> **What you are asked to do**
Can you pull out each line of the data below that includes the word "OProfile"?

> **Listing**
++++++
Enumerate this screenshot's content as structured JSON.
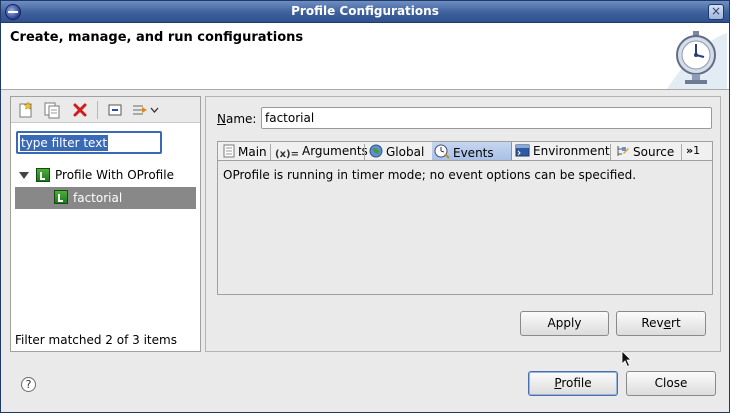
{
  "window": {
    "title": "Profile Configurations"
  },
  "banner": {
    "heading": "Create, manage, and run configurations",
    "icon": "stopwatch-icon"
  },
  "sidebar": {
    "toolbar": [
      "new-configuration-icon",
      "duplicate-icon",
      "delete-icon",
      "collapse-all-icon",
      "filter-menu-icon"
    ],
    "filter_placeholder": "type filter text",
    "tree": {
      "root_label": "Profile With OProfile",
      "children": [
        {
          "label": "factorial",
          "selected": true
        }
      ]
    },
    "status": "Filter matched 2 of 3 items"
  },
  "editor": {
    "name_label_prefix": "",
    "name_label_mnemonic": "N",
    "name_label_rest": "ame:",
    "name_value": "factorial",
    "tabs": [
      {
        "label": "Main",
        "icon": "main-tab-icon"
      },
      {
        "label": "Arguments",
        "icon": "arguments-tab-icon"
      },
      {
        "label": "Global",
        "icon": "globe-icon"
      },
      {
        "label": "Events",
        "icon": "events-clock-icon",
        "active": true
      },
      {
        "label": "Environment",
        "icon": "environment-icon"
      },
      {
        "label": "Source",
        "icon": "source-icon"
      }
    ],
    "overflow_label": "1",
    "events_message": "OProfile is running in timer mode; no event options can be specified.",
    "apply_label": "Apply",
    "revert_label_a": "Rev",
    "revert_label_mn": "e",
    "revert_label_b": "rt"
  },
  "footer": {
    "help_label": "?",
    "profile_label_mn": "P",
    "profile_label_rest": "rofile",
    "close_label": "Close"
  },
  "colors": {
    "selection": "#3a69b5",
    "tree_selected_bg": "#888888",
    "active_tab": "#a7c0e5"
  }
}
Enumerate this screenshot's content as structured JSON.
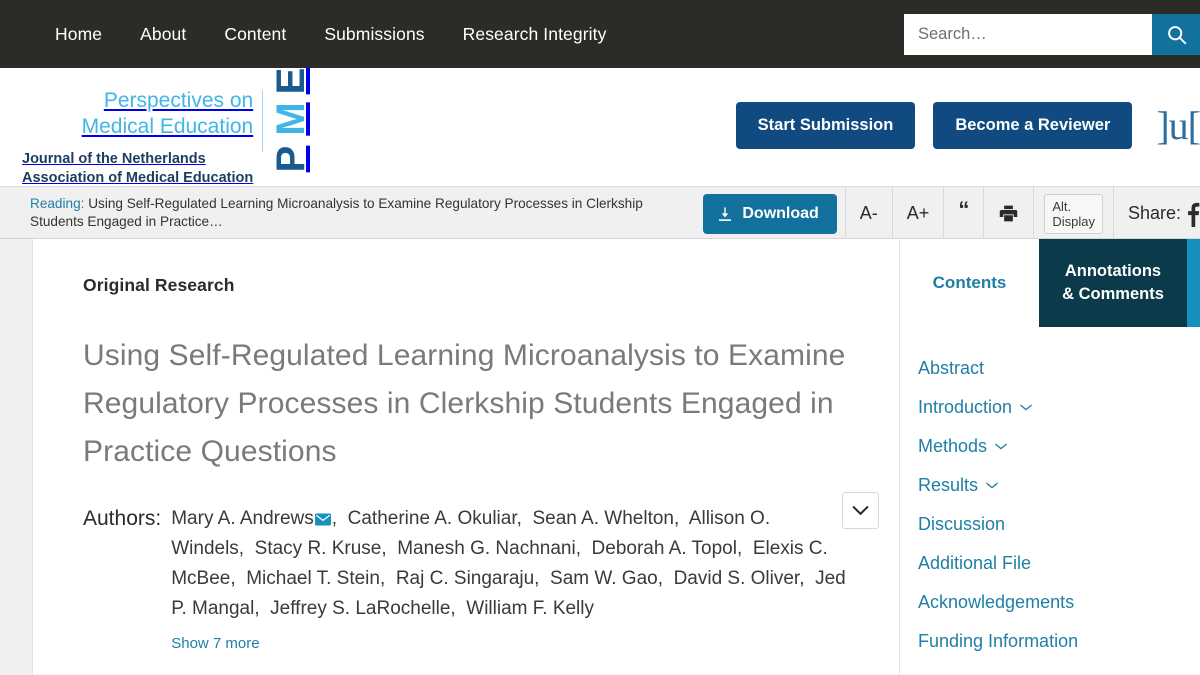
{
  "nav": {
    "items": [
      {
        "label": "Home"
      },
      {
        "label": "About"
      },
      {
        "label": "Content"
      },
      {
        "label": "Submissions"
      },
      {
        "label": "Research Integrity"
      }
    ]
  },
  "search": {
    "placeholder": "Search…",
    "value": "",
    "icon": "search-icon"
  },
  "brand": {
    "line1": "Perspectives on",
    "line2": "Medical Education",
    "sub1": "Journal of the Netherlands",
    "sub2": "Association of Medical Education",
    "mark": {
      "p": "P",
      "m": "M",
      "e": "E"
    },
    "publisher_mark": "]u[",
    "colors": {
      "light_blue": "#41b6e6",
      "dark_blue": "#1b5a8e",
      "button_blue": "#114a80",
      "teal": "#12719d",
      "nav_dark": "#2b2b28",
      "tab_dark": "#0b3a4a",
      "link_teal": "#1f7fa5"
    }
  },
  "brand_actions": {
    "start_submission": "Start Submission",
    "become_reviewer": "Become a Reviewer"
  },
  "toolbar": {
    "reading_label": "Reading:",
    "reading_title": "Using Self-Regulated Learning Microanalysis to Examine Regulatory Processes in Clerkship Students Engaged in Practice…",
    "download": "Download",
    "font_decrease": "A-",
    "font_increase": "A+",
    "cite": "“",
    "print_icon": "printer-icon",
    "alt_display_line1": "Alt.",
    "alt_display_line2": "Display",
    "share_label": "Share:",
    "share_facebook": "facebook-icon"
  },
  "article": {
    "kicker": "Original Research",
    "title": "Using Self-Regulated Learning Microanalysis to Examine Regulatory Processes in Clerkship Students Engaged in Practice Questions",
    "authors_label": "Authors:",
    "authors": [
      "Mary A. Andrews",
      "Catherine A. Okuliar",
      "Sean A. Whelton",
      "Allison O. Windels",
      "Stacy R. Kruse",
      "Manesh G. Nachnani",
      "Deborah A. Topol",
      "Elexis C. McBee",
      "Michael T. Stein",
      "Raj C. Singaraju",
      "Sam W. Gao",
      "David S. Oliver",
      "Jed P. Mangal",
      "Jeffrey S. LaRochelle",
      "William F. Kelly"
    ],
    "corresponding_author_icon": "envelope-icon",
    "show_more": "Show 7 more",
    "collapse_icon": "chevron-down-icon"
  },
  "sidebar": {
    "tab_contents": "Contents",
    "tab_annotations_line1": "Annotations",
    "tab_annotations_line2": "& Comments",
    "toc": [
      {
        "label": "Abstract",
        "expandable": false
      },
      {
        "label": "Introduction",
        "expandable": true
      },
      {
        "label": "Methods",
        "expandable": true
      },
      {
        "label": "Results",
        "expandable": true
      },
      {
        "label": "Discussion",
        "expandable": false
      },
      {
        "label": "Additional File",
        "expandable": false
      },
      {
        "label": "Acknowledgements",
        "expandable": false
      },
      {
        "label": "Funding Information",
        "expandable": false
      }
    ]
  }
}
++++++
> **Solution below**
      "root_label": "Profile With OProfile",
    "events_message": "OProfile is running in timer mode; no event options can be specified.",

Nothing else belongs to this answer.